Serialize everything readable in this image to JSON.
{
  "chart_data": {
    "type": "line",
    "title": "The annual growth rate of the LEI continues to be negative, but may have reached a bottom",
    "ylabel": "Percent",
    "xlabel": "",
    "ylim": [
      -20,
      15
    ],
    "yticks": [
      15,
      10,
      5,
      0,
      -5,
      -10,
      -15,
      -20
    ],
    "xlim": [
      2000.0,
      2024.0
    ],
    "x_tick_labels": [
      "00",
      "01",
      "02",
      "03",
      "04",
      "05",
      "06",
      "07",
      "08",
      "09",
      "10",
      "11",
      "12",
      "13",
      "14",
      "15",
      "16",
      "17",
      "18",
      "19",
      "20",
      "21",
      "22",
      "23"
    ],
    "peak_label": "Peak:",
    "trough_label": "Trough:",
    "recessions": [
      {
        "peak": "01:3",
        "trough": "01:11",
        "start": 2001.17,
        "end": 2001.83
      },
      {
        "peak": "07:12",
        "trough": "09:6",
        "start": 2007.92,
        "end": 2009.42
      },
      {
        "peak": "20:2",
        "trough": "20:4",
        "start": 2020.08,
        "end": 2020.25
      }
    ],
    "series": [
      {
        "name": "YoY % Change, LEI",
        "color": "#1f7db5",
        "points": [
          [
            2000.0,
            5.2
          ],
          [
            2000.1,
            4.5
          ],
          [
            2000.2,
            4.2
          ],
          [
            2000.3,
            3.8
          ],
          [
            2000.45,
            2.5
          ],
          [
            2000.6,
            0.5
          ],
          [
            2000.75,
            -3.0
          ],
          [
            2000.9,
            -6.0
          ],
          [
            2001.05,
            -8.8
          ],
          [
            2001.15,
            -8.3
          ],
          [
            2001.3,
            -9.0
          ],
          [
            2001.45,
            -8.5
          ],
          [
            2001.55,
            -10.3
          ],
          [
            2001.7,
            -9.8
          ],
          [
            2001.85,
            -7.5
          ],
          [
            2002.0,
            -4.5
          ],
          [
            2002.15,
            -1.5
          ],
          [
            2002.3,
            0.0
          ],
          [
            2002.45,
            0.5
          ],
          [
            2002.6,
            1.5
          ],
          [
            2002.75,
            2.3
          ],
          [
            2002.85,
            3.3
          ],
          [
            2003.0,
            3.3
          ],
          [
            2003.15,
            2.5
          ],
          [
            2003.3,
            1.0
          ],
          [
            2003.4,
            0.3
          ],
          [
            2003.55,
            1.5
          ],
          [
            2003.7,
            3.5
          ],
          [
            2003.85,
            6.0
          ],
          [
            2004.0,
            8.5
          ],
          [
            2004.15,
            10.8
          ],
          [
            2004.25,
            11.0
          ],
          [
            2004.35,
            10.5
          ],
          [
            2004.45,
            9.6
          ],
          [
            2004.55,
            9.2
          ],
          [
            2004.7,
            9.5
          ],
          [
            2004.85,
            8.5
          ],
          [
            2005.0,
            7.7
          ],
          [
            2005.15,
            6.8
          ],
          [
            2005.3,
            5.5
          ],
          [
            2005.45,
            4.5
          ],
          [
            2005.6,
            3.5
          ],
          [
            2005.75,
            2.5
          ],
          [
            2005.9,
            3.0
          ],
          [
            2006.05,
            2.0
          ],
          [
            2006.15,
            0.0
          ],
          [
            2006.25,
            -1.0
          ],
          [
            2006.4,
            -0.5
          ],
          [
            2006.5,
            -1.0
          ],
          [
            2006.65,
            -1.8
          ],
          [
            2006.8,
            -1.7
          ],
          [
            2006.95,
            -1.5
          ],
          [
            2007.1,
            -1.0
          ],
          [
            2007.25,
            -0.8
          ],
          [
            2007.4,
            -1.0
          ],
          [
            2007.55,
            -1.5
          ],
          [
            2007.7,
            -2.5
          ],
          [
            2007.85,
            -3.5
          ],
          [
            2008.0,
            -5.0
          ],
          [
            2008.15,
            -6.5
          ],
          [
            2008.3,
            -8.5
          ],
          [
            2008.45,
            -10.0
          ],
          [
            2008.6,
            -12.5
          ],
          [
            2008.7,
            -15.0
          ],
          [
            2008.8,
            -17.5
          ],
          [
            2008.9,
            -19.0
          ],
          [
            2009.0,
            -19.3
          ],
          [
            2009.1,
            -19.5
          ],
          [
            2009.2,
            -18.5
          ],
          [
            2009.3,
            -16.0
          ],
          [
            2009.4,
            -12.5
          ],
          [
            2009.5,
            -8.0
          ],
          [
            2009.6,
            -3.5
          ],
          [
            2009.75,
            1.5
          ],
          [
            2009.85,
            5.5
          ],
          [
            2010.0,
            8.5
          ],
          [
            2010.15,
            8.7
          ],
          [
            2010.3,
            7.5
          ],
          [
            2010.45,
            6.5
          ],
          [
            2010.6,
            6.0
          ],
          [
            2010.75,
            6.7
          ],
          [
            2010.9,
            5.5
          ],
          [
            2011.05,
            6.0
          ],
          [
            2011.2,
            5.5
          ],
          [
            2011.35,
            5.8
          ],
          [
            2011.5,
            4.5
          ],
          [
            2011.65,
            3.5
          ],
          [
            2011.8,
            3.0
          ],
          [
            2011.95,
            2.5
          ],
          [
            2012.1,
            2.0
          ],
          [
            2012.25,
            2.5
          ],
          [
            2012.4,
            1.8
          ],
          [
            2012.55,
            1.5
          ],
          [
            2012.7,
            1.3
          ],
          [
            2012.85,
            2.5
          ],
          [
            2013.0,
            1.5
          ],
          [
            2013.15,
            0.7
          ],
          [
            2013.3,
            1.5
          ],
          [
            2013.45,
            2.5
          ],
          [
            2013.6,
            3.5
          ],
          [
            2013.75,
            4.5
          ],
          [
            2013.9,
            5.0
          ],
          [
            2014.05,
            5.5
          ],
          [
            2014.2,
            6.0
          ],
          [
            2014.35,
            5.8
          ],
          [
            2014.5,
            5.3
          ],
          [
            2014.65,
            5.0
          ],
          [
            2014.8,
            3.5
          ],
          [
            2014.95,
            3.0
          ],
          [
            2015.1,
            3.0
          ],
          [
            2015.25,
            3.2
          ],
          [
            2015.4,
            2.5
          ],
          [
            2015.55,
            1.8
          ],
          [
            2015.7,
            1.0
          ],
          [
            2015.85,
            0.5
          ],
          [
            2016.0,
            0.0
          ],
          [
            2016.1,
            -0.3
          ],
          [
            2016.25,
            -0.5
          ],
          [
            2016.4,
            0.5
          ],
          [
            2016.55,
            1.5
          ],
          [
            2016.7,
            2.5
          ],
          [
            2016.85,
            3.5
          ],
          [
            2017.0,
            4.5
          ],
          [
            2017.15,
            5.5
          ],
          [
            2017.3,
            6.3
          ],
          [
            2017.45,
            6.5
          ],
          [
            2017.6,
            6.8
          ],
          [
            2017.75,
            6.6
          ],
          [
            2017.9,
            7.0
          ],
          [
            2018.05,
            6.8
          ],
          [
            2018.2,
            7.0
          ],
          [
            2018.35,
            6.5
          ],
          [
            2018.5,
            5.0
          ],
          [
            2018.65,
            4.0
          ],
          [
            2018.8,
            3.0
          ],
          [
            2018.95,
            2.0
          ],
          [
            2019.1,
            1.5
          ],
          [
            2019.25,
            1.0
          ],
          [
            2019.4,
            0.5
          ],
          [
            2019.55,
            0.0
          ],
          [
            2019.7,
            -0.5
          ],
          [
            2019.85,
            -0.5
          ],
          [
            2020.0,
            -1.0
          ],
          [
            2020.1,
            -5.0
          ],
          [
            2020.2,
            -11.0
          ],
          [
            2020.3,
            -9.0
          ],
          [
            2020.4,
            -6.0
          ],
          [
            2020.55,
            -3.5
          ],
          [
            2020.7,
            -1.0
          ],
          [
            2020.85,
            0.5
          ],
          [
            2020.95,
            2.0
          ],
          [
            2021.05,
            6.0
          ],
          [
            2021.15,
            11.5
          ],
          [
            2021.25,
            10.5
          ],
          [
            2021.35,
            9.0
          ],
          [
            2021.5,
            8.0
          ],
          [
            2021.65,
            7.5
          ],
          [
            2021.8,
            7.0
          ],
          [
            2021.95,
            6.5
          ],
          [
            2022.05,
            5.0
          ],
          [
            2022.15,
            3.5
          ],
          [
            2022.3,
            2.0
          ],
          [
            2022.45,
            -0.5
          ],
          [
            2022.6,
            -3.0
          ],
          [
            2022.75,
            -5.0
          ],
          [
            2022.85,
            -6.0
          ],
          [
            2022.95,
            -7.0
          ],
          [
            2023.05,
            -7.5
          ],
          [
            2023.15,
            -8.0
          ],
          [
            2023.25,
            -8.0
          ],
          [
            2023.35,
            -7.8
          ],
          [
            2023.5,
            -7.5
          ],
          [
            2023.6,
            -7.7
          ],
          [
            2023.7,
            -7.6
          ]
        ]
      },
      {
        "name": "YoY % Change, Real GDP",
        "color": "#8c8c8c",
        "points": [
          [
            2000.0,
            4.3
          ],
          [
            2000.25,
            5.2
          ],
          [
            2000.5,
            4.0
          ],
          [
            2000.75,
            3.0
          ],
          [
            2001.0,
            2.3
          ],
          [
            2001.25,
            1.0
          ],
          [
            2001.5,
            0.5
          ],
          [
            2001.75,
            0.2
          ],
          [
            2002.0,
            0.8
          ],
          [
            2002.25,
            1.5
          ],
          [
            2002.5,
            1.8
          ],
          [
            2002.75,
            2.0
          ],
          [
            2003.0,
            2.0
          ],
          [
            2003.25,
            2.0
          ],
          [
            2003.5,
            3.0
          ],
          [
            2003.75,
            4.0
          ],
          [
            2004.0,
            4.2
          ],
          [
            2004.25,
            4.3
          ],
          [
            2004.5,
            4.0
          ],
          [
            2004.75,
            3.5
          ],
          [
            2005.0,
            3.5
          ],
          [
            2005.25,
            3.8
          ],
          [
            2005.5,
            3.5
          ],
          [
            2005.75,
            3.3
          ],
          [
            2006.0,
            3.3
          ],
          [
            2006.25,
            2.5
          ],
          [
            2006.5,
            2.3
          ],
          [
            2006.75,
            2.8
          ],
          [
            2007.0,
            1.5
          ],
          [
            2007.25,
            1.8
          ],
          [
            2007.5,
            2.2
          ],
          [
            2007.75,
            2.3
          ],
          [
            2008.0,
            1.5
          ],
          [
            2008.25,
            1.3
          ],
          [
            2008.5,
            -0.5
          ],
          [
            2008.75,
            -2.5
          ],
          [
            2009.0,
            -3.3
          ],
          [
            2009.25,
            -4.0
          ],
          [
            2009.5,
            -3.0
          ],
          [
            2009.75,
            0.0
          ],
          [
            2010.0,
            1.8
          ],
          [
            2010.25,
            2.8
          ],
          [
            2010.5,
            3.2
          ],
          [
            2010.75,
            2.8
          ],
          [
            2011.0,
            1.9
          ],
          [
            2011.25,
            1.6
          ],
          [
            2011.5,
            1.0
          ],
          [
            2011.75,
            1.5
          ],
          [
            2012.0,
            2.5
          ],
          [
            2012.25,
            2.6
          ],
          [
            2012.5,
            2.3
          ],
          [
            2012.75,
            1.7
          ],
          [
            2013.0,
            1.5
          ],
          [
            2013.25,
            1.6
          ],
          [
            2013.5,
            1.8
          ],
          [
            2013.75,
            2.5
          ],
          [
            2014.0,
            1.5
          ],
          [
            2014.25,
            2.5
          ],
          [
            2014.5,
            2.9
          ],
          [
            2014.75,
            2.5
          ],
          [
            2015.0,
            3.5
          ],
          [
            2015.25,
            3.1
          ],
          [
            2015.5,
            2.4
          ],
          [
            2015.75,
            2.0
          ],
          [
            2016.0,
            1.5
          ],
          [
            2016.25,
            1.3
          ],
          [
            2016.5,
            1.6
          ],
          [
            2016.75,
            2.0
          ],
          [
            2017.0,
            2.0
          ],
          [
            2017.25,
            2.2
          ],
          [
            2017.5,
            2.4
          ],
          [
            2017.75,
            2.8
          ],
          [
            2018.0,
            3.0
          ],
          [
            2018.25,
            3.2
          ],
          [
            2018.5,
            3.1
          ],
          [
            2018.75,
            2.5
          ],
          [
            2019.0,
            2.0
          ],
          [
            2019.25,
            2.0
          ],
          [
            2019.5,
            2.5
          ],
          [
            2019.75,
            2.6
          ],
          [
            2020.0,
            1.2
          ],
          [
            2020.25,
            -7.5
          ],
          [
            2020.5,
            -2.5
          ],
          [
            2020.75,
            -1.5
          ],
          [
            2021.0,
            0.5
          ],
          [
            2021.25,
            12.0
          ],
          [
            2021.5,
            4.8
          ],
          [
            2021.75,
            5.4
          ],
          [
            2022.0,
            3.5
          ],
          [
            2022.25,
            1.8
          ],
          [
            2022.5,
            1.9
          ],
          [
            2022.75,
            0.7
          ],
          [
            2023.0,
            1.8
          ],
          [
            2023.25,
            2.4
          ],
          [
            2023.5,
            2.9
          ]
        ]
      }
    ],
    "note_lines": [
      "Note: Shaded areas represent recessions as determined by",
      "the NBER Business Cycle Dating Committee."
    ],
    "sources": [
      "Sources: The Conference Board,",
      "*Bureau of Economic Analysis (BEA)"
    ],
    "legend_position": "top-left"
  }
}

◇ ◇ ◇

Report only the number of lines that hold the string "start" in this listing.

3